What is being asked »
Write out the whole of the material exactly.

· · ·

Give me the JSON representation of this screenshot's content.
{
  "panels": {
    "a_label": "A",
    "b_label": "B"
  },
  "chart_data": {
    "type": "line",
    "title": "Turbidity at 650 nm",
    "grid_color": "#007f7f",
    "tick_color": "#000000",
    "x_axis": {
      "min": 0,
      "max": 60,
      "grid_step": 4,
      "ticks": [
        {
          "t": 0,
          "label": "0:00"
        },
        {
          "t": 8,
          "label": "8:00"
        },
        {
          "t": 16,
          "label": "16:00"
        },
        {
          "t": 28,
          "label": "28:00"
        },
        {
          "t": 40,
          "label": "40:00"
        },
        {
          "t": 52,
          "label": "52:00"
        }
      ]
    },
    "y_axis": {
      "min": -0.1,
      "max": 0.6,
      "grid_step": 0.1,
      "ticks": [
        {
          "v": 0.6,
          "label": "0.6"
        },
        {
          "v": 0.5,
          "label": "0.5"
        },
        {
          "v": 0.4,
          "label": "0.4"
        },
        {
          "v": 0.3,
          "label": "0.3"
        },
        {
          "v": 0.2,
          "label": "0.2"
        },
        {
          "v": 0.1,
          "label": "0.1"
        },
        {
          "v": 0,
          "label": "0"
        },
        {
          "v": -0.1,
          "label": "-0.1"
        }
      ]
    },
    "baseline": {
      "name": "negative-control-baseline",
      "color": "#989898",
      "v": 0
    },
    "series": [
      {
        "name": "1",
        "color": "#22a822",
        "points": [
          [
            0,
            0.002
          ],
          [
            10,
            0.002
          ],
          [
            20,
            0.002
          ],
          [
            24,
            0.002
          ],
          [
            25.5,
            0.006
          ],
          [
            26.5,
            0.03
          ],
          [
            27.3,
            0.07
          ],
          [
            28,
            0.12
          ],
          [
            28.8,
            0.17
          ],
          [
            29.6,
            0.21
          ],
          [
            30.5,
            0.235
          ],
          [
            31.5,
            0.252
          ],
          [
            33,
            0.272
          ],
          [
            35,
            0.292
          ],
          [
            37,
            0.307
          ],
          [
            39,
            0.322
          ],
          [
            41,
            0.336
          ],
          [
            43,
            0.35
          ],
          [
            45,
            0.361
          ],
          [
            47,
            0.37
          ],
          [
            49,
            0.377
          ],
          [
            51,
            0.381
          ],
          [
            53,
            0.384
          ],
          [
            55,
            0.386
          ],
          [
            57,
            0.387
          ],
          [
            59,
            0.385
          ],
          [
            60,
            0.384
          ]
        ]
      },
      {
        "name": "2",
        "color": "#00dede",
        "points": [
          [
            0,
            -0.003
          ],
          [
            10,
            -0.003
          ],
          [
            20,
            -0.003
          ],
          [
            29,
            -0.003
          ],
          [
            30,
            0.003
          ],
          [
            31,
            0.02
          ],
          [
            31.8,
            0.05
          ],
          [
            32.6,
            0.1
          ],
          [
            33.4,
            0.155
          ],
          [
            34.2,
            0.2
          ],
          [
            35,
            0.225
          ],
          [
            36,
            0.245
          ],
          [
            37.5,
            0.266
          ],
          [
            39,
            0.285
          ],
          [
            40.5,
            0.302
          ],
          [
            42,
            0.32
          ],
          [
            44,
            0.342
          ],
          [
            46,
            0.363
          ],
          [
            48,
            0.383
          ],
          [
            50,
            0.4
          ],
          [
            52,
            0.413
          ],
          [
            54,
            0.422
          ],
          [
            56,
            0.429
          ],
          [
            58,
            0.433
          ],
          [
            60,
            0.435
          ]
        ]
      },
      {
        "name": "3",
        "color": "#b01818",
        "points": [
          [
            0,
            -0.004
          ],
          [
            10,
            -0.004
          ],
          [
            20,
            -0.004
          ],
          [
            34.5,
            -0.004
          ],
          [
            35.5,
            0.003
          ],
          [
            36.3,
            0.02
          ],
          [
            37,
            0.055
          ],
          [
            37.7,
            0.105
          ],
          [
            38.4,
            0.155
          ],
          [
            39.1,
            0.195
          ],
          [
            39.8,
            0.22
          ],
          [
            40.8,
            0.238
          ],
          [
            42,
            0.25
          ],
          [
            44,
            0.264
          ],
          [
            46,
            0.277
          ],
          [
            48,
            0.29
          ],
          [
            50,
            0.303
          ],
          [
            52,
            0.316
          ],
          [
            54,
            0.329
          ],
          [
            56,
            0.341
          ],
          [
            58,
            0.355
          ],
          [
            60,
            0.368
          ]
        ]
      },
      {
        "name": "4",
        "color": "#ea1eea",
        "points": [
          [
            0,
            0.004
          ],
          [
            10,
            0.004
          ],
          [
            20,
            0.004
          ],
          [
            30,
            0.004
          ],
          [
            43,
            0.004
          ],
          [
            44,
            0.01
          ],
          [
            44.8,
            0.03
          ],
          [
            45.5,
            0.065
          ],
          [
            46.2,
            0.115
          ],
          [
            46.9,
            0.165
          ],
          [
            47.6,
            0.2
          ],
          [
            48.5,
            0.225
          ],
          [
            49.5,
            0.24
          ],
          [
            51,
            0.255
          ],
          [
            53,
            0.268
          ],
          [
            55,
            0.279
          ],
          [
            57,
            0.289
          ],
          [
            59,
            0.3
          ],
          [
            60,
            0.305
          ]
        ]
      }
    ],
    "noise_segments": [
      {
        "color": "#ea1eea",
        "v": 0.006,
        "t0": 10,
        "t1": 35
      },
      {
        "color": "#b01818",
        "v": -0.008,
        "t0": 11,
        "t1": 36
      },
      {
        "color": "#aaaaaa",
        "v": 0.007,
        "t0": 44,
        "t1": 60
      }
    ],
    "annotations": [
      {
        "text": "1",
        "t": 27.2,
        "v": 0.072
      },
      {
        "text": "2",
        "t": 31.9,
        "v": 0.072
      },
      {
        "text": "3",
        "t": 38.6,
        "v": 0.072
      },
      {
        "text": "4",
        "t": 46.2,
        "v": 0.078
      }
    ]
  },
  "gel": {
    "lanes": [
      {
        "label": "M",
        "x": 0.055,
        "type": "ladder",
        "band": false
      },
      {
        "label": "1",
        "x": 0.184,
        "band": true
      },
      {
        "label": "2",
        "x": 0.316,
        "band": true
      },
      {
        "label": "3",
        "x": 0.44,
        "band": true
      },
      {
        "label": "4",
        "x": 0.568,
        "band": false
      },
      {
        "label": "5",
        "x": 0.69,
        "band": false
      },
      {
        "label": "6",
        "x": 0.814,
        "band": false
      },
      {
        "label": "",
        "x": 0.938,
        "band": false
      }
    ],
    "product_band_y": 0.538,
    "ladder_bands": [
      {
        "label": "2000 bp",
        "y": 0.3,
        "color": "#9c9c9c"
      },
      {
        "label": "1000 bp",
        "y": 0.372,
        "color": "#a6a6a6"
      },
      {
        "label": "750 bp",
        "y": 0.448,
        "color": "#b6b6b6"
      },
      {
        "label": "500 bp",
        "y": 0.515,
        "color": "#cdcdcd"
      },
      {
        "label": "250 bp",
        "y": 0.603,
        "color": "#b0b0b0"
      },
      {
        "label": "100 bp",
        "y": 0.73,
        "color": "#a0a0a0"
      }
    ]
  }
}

· · ·

Task result »
Give me the JSON representation of this screenshot's content.
{
  "panels": {
    "a_label": "A",
    "b_label": "B"
  },
  "chart_data": {
    "type": "line",
    "title": "Turbidity at 650 nm",
    "grid_color": "#007f7f",
    "tick_color": "#000000",
    "x_axis": {
      "min": 0,
      "max": 60,
      "grid_step": 4,
      "ticks": [
        {
          "t": 0,
          "label": "0:00"
        },
        {
          "t": 8,
          "label": "8:00"
        },
        {
          "t": 16,
          "label": "16:00"
        },
        {
          "t": 28,
          "label": "28:00"
        },
        {
          "t": 40,
          "label": "40:00"
        },
        {
          "t": 52,
          "label": "52:00"
        }
      ]
    },
    "y_axis": {
      "min": -0.1,
      "max": 0.6,
      "grid_step": 0.1,
      "ticks": [
        {
          "v": 0.6,
          "label": "0.6"
        },
        {
          "v": 0.5,
          "label": "0.5"
        },
        {
          "v": 0.4,
          "label": "0.4"
        },
        {
          "v": 0.3,
          "label": "0.3"
        },
        {
          "v": 0.2,
          "label": "0.2"
        },
        {
          "v": 0.1,
          "label": "0.1"
        },
        {
          "v": 0,
          "label": "0"
        },
        {
          "v": -0.1,
          "label": "-0.1"
        }
      ]
    },
    "baseline": {
      "name": "negative-control-baseline",
      "color": "#989898",
      "v": 0
    },
    "series": [
      {
        "name": "1",
        "color": "#22a822",
        "points": [
          [
            0,
            0.002
          ],
          [
            10,
            0.002
          ],
          [
            20,
            0.002
          ],
          [
            24,
            0.002
          ],
          [
            25.5,
            0.006
          ],
          [
            26.5,
            0.03
          ],
          [
            27.3,
            0.07
          ],
          [
            28,
            0.12
          ],
          [
            28.8,
            0.17
          ],
          [
            29.6,
            0.21
          ],
          [
            30.5,
            0.235
          ],
          [
            31.5,
            0.252
          ],
          [
            33,
            0.272
          ],
          [
            35,
            0.292
          ],
          [
            37,
            0.307
          ],
          [
            39,
            0.322
          ],
          [
            41,
            0.336
          ],
          [
            43,
            0.35
          ],
          [
            45,
            0.361
          ],
          [
            47,
            0.37
          ],
          [
            49,
            0.377
          ],
          [
            51,
            0.381
          ],
          [
            53,
            0.384
          ],
          [
            55,
            0.386
          ],
          [
            57,
            0.387
          ],
          [
            59,
            0.385
          ],
          [
            60,
            0.384
          ]
        ]
      },
      {
        "name": "2",
        "color": "#00dede",
        "points": [
          [
            0,
            -0.003
          ],
          [
            10,
            -0.003
          ],
          [
            20,
            -0.003
          ],
          [
            29,
            -0.003
          ],
          [
            30,
            0.003
          ],
          [
            31,
            0.02
          ],
          [
            31.8,
            0.05
          ],
          [
            32.6,
            0.1
          ],
          [
            33.4,
            0.155
          ],
          [
            34.2,
            0.2
          ],
          [
            35,
            0.225
          ],
          [
            36,
            0.245
          ],
          [
            37.5,
            0.266
          ],
          [
            39,
            0.285
          ],
          [
            40.5,
            0.302
          ],
          [
            42,
            0.32
          ],
          [
            44,
            0.342
          ],
          [
            46,
            0.363
          ],
          [
            48,
            0.383
          ],
          [
            50,
            0.4
          ],
          [
            52,
            0.413
          ],
          [
            54,
            0.422
          ],
          [
            56,
            0.429
          ],
          [
            58,
            0.433
          ],
          [
            60,
            0.435
          ]
        ]
      },
      {
        "name": "3",
        "color": "#b01818",
        "points": [
          [
            0,
            -0.004
          ],
          [
            10,
            -0.004
          ],
          [
            20,
            -0.004
          ],
          [
            34.5,
            -0.004
          ],
          [
            35.5,
            0.003
          ],
          [
            36.3,
            0.02
          ],
          [
            37,
            0.055
          ],
          [
            37.7,
            0.105
          ],
          [
            38.4,
            0.155
          ],
          [
            39.1,
            0.195
          ],
          [
            39.8,
            0.22
          ],
          [
            40.8,
            0.238
          ],
          [
            42,
            0.25
          ],
          [
            44,
            0.264
          ],
          [
            46,
            0.277
          ],
          [
            48,
            0.29
          ],
          [
            50,
            0.303
          ],
          [
            52,
            0.316
          ],
          [
            54,
            0.329
          ],
          [
            56,
            0.341
          ],
          [
            58,
            0.355
          ],
          [
            60,
            0.368
          ]
        ]
      },
      {
        "name": "4",
        "color": "#ea1eea",
        "points": [
          [
            0,
            0.004
          ],
          [
            10,
            0.004
          ],
          [
            20,
            0.004
          ],
          [
            30,
            0.004
          ],
          [
            43,
            0.004
          ],
          [
            44,
            0.01
          ],
          [
            44.8,
            0.03
          ],
          [
            45.5,
            0.065
          ],
          [
            46.2,
            0.115
          ],
          [
            46.9,
            0.165
          ],
          [
            47.6,
            0.2
          ],
          [
            48.5,
            0.225
          ],
          [
            49.5,
            0.24
          ],
          [
            51,
            0.255
          ],
          [
            53,
            0.268
          ],
          [
            55,
            0.279
          ],
          [
            57,
            0.289
          ],
          [
            59,
            0.3
          ],
          [
            60,
            0.305
          ]
        ]
      }
    ],
    "noise_segments": [
      {
        "color": "#ea1eea",
        "v": 0.006,
        "t0": 10,
        "t1": 35
      },
      {
        "color": "#b01818",
        "v": -0.008,
        "t0": 11,
        "t1": 36
      },
      {
        "color": "#aaaaaa",
        "v": 0.007,
        "t0": 44,
        "t1": 60
      }
    ],
    "annotations": [
      {
        "text": "1",
        "t": 27.2,
        "v": 0.072
      },
      {
        "text": "2",
        "t": 31.9,
        "v": 0.072
      },
      {
        "text": "3",
        "t": 38.6,
        "v": 0.072
      },
      {
        "text": "4",
        "t": 46.2,
        "v": 0.078
      }
    ]
  },
  "gel": {
    "lanes": [
      {
        "label": "M",
        "x": 0.055,
        "type": "ladder",
        "band": false
      },
      {
        "label": "1",
        "x": 0.184,
        "band": true
      },
      {
        "label": "2",
        "x": 0.316,
        "band": true
      },
      {
        "label": "3",
        "x": 0.44,
        "band": true
      },
      {
        "label": "4",
        "x": 0.568,
        "band": false
      },
      {
        "label": "5",
        "x": 0.69,
        "band": false
      },
      {
        "label": "6",
        "x": 0.814,
        "band": false
      },
      {
        "label": "",
        "x": 0.938,
        "band": false
      }
    ],
    "product_band_y": 0.538,
    "ladder_bands": [
      {
        "label": "2000 bp",
        "y": 0.3,
        "color": "#9c9c9c"
      },
      {
        "label": "1000 bp",
        "y": 0.372,
        "color": "#a6a6a6"
      },
      {
        "label": "750 bp",
        "y": 0.448,
        "color": "#b6b6b6"
      },
      {
        "label": "500 bp",
        "y": 0.515,
        "color": "#cdcdcd"
      },
      {
        "label": "250 bp",
        "y": 0.603,
        "color": "#b0b0b0"
      },
      {
        "label": "100 bp",
        "y": 0.73,
        "color": "#a0a0a0"
      }
    ]
  }
}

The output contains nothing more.